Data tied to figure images
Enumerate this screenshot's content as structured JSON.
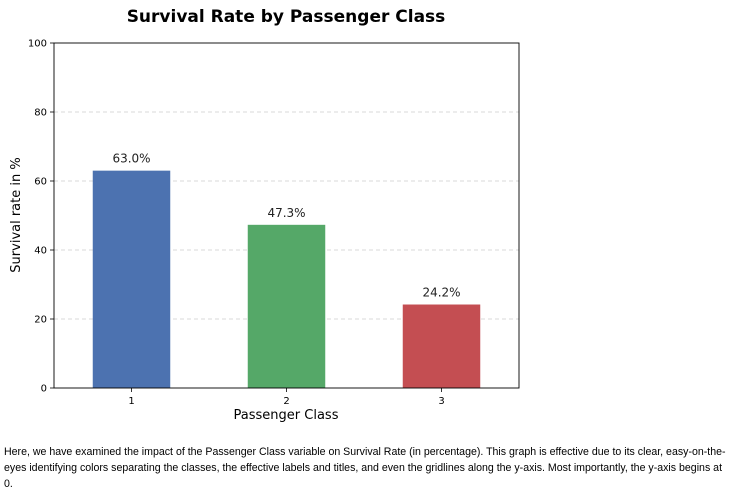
{
  "chart_data": {
    "type": "bar",
    "title": "Survival Rate by Passenger Class",
    "xlabel": "Passenger Class",
    "ylabel": "Survival rate in %",
    "categories": [
      "1",
      "2",
      "3"
    ],
    "values": [
      63.0,
      47.3,
      24.2
    ],
    "data_labels": [
      "63.0%",
      "47.3%",
      "24.2%"
    ],
    "colors": [
      "#4c72b0",
      "#55a868",
      "#c44e52"
    ],
    "ylim": [
      0,
      100
    ],
    "yticks": [
      "0",
      "20",
      "40",
      "60",
      "80",
      "100"
    ],
    "grid": "y-axis dashed",
    "legend": "none"
  },
  "caption": "Here, we have examined the impact of the Passenger Class variable on Survival Rate (in percentage). This graph is effective due to its clear, easy-on-the-eyes identifying colors separating the classes, the effective labels and titles, and even the gridlines along the y-axis. Most importantly, the y-axis begins at 0."
}
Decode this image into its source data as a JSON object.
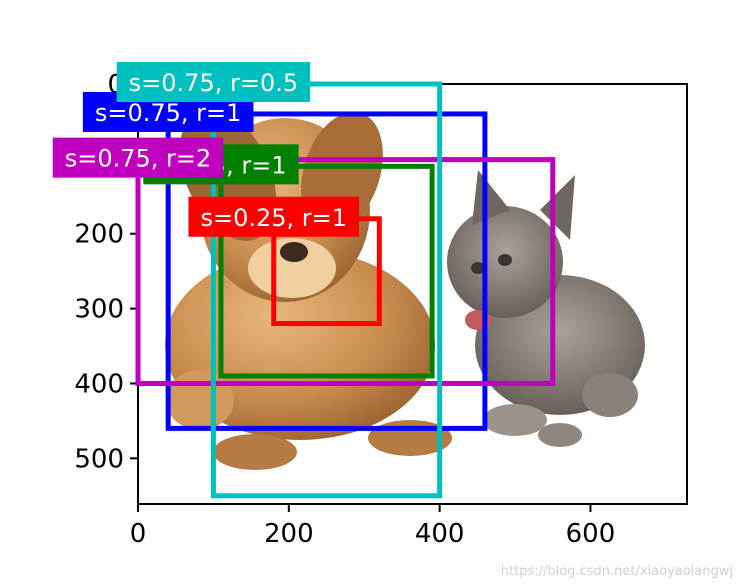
{
  "chart_data": {
    "type": "image-with-bounding-boxes",
    "xlim": [
      0,
      728
    ],
    "ylim": [
      561,
      0
    ],
    "x_ticks": [
      0,
      200,
      400,
      600
    ],
    "y_ticks": [
      0,
      100,
      200,
      300,
      400,
      500
    ],
    "y_tick_labels": [
      "0",
      "100",
      "200",
      "300",
      "400",
      "500"
    ],
    "grid": false,
    "image_content": [
      "dog",
      "cat"
    ],
    "boxes": [
      {
        "label": "s=0.75, r=1",
        "color": "#0000ff",
        "x0": 40,
        "y0": 40,
        "x1": 460,
        "y1": 460
      },
      {
        "label": "s=0.5, r=1",
        "color": "#008000",
        "x0": 110,
        "y0": 110,
        "x1": 390,
        "y1": 390
      },
      {
        "label": "s=0.25, r=1",
        "color": "#ff0000",
        "x0": 180,
        "y0": 180,
        "x1": 320,
        "y1": 320
      },
      {
        "label": "s=0.75, r=2",
        "color": "#bf00bf",
        "x0": 0,
        "y0": 101,
        "x1": 550,
        "y1": 400
      },
      {
        "label": "s=0.75, r=0.5",
        "color": "#00bfbf",
        "x0": 100,
        "y0": 0,
        "x1": 400,
        "y1": 550
      }
    ]
  },
  "watermark": "https://blog.csdn.net/xiaoyaolangwj"
}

_Written task_
Without the pictures, copy the material exactly as given.

_Exercise response_
Enumerate this screenshot's content as structured JSON.
{
  "chart_data": {
    "type": "bar",
    "title": "Survival Rate by Passenger Class",
    "xlabel": "Passenger Class",
    "ylabel": "Survival rate in %",
    "categories": [
      "1",
      "2",
      "3"
    ],
    "values": [
      63.0,
      47.3,
      24.2
    ],
    "data_labels": [
      "63.0%",
      "47.3%",
      "24.2%"
    ],
    "colors": [
      "#4c72b0",
      "#55a868",
      "#c44e52"
    ],
    "ylim": [
      0,
      100
    ],
    "yticks": [
      "0",
      "20",
      "40",
      "60",
      "80",
      "100"
    ],
    "grid": "y-axis dashed",
    "legend": "none"
  },
  "caption": "Here, we have examined the impact of the Passenger Class variable on Survival Rate (in percentage). This graph is effective due to its clear, easy-on-the-eyes identifying colors separating the classes, the effective labels and titles, and even the gridlines along the y-axis. Most importantly, the y-axis begins at 0."
}
Decode this image into its source data as a JSON object.
{
  "chart_data": {
    "type": "image-with-bounding-boxes",
    "xlim": [
      0,
      728
    ],
    "ylim": [
      561,
      0
    ],
    "x_ticks": [
      0,
      200,
      400,
      600
    ],
    "y_ticks": [
      0,
      100,
      200,
      300,
      400,
      500
    ],
    "y_tick_labels": [
      "0",
      "100",
      "200",
      "300",
      "400",
      "500"
    ],
    "grid": false,
    "image_content": [
      "dog",
      "cat"
    ],
    "boxes": [
      {
        "label": "s=0.75, r=1",
        "color": "#0000ff",
        "x0": 40,
        "y0": 40,
        "x1": 460,
        "y1": 460
      },
      {
        "label": "s=0.5, r=1",
        "color": "#008000",
        "x0": 110,
        "y0": 110,
        "x1": 390,
        "y1": 390
      },
      {
        "label": "s=0.25, r=1",
        "color": "#ff0000",
        "x0": 180,
        "y0": 180,
        "x1": 320,
        "y1": 320
      },
      {
        "label": "s=0.75, r=2",
        "color": "#bf00bf",
        "x0": 0,
        "y0": 101,
        "x1": 550,
        "y1": 400
      },
      {
        "label": "s=0.75, r=0.5",
        "color": "#00bfbf",
        "x0": 100,
        "y0": 0,
        "x1": 400,
        "y1": 550
      }
    ]
  },
  "watermark": "https://blog.csdn.net/xiaoyaolangwj"
}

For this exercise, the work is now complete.